[start]
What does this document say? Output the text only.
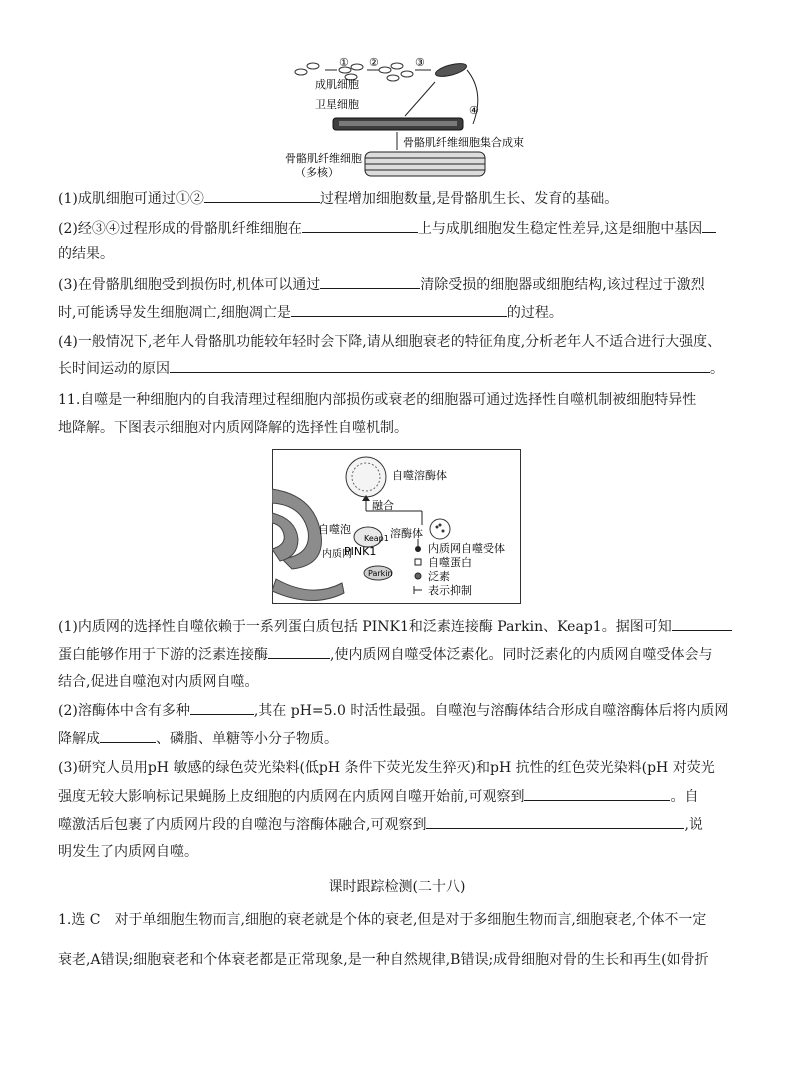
成肌细胞
卫星细胞
骨骼肌纤维细胞
（多核）
骨骼肌纤维细胞集合成束
① ②	③
④
(1)成肌细胞可通过①②	过程增加细胞数量,是骨骼肌生长、发育的基础。
(2)经③④过程形成的骨骼肌纤维细胞在	上与成肌细胞发生稳定性差异,这是细胞中基因
的结果。
(3)在骨骼肌细胞受到损伤时,机体可以通过	清除受损的细胞器或细胞结构,该过程过于激烈
时,可能诱导发生细胞凋亡,细胞凋亡是	的过程。
(4)一般情况下,老年人骨骼肌功能较年轻时会下降,请从细胞衰老的特征角度,分析老年人不适合进行大强度、
长时间运动的原因	。
11.自噬是一种细胞内的自我清理过程细胞内部损伤或衰老的细胞器可通过选择性自噬机制被细胞特异性
地降解。下图表示细胞对内质网降解的选择性自噬机制。
自噬溶酶体
融合
Keap1
自噬泡	溶酶体
内质网
PINK1
Parkin
内质网自噬受体
自噬蛋白
泛素
表示抑制
(1)内质网的选择性自噬依赖于一系列蛋白质包括 PINK1和泛素连接酶 Parkin、Keap1。据图可知
蛋白能够作用于下游的泛素连接酶	,使内质网自噬受体泛素化。同时泛素化的内质网自噬受体会与
结合,促进自噬泡对内质网自噬。
(2)溶酶体中含有多种	,其在 pH=5.0 时活性最强。自噬泡与溶酶体结合形成自噬溶酶体后将内质网
降解成	、磷脂、单糖等小分子物质。
(3)研究人员用pH 敏感的绿色荧光染料(低pH 条件下荧光发生猝灭)和pH 抗性的红色荧光染料(pH 对荧光
强度无较大影响标记果蝇肠上皮细胞的内质网在内质网自噬开始前,可观察到	。自
噬激活后包裹了内质网片段的自噬泡与溶酶体融合,可观察到	,说
明发生了内质网自噬。
课时跟踪检测(二十八)
1.选 C　对于单细胞生物而言,细胞的衰老就是个体的衰老,但是对于多细胞生物而言,细胞衰老,个体不一定
衰老,A错误;细胞衰老和个体衰老都是正常现象,是一种自然规律,B错误;成骨细胞对骨的生长和再生(如骨折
[end]
Find the string "Parkin" in the listing and return every line that holds it.

__Worked answer__
Parkin
(1)内质网的选择性自噬依赖于一系列蛋白质包括 PINK1和泛素连接酶 Parkin、Keap1。据图可知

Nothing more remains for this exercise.